### [Task description]
Determine the number of lines holding the word "長期的な副作用が残る可能性がある"; answer with that number only.

# start of Record list

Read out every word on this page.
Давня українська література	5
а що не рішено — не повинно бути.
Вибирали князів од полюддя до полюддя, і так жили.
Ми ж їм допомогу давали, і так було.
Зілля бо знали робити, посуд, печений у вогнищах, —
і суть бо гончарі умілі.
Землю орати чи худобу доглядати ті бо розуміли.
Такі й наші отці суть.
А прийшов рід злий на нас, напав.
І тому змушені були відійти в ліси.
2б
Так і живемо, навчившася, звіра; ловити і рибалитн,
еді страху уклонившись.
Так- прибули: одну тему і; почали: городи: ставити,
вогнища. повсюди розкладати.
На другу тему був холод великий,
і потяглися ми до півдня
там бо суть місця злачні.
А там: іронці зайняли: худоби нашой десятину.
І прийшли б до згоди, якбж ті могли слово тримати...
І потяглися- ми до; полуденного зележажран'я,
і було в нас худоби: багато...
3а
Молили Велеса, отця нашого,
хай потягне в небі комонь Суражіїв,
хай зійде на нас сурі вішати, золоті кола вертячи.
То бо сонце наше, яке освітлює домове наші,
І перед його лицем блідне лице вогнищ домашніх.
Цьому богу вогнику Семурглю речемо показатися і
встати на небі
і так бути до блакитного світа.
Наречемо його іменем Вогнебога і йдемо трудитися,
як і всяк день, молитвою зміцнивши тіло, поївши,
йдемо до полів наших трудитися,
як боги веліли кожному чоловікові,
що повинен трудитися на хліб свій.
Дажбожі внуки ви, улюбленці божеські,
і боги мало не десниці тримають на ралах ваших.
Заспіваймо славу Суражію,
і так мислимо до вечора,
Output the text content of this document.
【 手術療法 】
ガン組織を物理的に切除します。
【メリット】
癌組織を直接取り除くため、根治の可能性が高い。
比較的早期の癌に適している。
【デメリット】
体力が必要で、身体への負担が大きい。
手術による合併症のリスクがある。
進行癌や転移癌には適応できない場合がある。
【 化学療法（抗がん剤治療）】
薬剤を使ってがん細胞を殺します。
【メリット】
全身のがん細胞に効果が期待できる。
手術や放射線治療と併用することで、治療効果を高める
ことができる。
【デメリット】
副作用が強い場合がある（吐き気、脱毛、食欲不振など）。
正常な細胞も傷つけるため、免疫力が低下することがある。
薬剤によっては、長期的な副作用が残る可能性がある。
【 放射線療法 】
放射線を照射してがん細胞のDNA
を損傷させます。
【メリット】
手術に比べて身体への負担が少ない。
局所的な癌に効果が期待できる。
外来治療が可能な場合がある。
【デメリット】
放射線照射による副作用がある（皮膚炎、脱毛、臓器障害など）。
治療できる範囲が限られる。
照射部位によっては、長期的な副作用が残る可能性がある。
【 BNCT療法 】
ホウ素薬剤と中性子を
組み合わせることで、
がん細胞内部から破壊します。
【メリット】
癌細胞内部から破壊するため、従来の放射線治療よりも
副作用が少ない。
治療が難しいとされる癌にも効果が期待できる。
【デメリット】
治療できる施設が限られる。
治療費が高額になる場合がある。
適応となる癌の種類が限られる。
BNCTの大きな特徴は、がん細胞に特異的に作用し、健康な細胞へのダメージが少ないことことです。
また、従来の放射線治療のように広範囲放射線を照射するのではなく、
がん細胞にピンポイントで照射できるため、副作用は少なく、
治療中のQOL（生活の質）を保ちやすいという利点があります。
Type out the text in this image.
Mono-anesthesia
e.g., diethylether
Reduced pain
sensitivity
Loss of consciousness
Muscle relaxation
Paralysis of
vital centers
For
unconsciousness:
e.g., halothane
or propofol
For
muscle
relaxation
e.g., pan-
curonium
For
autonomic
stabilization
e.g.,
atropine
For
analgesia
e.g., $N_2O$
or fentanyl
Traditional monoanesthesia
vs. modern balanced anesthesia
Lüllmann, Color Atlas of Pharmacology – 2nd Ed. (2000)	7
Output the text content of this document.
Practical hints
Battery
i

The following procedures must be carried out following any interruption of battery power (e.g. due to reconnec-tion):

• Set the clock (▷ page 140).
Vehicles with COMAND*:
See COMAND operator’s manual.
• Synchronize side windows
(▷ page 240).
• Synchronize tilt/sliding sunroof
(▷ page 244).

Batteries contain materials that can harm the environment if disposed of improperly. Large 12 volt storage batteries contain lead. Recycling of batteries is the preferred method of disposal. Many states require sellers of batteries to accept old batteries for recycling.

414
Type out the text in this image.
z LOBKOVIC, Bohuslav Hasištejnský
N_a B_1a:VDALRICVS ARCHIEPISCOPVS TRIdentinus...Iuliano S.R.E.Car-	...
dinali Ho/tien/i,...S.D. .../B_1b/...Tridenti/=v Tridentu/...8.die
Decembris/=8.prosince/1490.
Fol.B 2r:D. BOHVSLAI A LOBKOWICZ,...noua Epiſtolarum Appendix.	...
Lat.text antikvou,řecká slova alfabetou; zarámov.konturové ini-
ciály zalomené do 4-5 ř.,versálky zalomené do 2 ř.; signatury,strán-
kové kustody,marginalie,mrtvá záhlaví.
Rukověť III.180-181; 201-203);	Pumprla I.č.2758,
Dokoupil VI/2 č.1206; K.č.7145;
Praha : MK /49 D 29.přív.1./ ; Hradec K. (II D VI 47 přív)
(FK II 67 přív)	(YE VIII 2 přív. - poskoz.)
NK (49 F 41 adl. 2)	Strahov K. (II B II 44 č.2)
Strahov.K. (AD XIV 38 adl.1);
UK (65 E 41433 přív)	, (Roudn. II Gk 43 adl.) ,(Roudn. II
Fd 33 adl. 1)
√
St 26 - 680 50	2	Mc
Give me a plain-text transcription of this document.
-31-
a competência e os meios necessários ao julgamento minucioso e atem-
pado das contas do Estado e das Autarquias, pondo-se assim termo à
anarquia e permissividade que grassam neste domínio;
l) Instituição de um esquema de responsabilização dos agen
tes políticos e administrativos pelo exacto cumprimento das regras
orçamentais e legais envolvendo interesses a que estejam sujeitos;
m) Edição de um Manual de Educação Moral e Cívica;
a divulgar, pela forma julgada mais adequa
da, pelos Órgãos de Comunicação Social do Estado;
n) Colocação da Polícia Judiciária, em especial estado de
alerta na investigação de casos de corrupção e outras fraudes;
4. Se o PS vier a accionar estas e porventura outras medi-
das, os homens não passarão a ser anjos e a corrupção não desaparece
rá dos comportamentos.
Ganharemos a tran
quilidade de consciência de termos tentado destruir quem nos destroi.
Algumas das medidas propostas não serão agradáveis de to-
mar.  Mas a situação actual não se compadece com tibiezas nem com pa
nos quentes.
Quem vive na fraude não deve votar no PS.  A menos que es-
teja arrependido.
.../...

# end of Record list

### [Solution to the exercise]
2